- WHAT YOU WILL DO -
Find and copy lines holding "برای".

- DATASET EXCERPTS -
-=-=-=-=-
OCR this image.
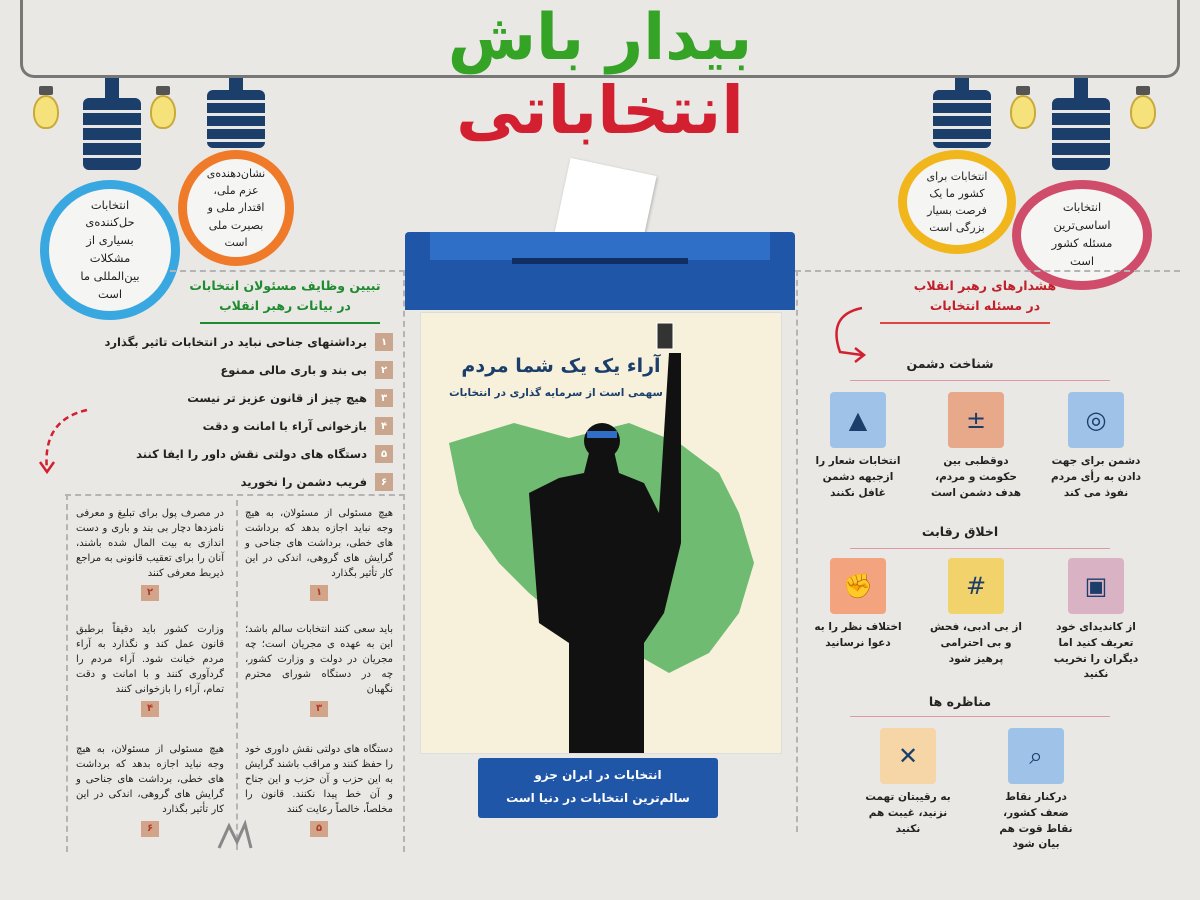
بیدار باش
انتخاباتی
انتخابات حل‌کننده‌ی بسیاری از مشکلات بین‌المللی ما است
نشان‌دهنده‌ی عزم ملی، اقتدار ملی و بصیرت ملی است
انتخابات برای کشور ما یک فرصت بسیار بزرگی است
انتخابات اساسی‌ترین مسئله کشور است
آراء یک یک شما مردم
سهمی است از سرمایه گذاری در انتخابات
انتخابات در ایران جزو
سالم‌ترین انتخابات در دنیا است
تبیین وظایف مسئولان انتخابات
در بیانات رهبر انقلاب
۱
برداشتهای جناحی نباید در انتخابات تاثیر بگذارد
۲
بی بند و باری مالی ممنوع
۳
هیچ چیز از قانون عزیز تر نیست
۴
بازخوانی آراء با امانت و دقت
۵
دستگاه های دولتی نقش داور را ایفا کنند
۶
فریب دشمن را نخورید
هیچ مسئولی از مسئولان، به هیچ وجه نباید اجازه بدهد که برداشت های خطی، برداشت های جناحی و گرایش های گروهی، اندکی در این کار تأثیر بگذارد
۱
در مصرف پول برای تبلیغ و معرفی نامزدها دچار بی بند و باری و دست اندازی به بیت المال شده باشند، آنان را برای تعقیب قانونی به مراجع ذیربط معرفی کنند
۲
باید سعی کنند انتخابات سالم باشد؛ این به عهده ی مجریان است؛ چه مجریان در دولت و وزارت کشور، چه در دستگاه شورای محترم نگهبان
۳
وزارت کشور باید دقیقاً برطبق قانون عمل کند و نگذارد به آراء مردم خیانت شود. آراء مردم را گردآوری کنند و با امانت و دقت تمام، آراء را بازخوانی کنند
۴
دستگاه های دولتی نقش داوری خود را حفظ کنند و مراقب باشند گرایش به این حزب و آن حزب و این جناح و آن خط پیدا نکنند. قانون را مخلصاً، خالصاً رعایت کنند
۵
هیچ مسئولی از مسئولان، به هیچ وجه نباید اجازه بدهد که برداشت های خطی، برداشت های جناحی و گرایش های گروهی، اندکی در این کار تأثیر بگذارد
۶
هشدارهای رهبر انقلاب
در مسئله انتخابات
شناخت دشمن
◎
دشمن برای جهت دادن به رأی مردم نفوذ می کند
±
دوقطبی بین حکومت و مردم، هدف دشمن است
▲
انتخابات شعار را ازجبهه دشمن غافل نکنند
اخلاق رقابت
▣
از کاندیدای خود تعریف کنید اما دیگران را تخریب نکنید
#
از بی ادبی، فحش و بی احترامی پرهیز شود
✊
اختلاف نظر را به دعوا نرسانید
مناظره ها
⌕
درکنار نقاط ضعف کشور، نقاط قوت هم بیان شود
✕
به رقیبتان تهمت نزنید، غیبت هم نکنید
-=-=-=-=-
- RESULT -
انتخابات برای کشور ما یک فرصت بسیار بزرگی است
در مصرف پول برای تبلیغ و معرفی نامزدها دچار بی بند و باری و دست اندازی به بیت المال شده باشند، آنان را برای تعقیب قانونی به مراجع ذیربط معرفی کنند
دشمن برای جهت دادن به رأی مردم نفوذ می کند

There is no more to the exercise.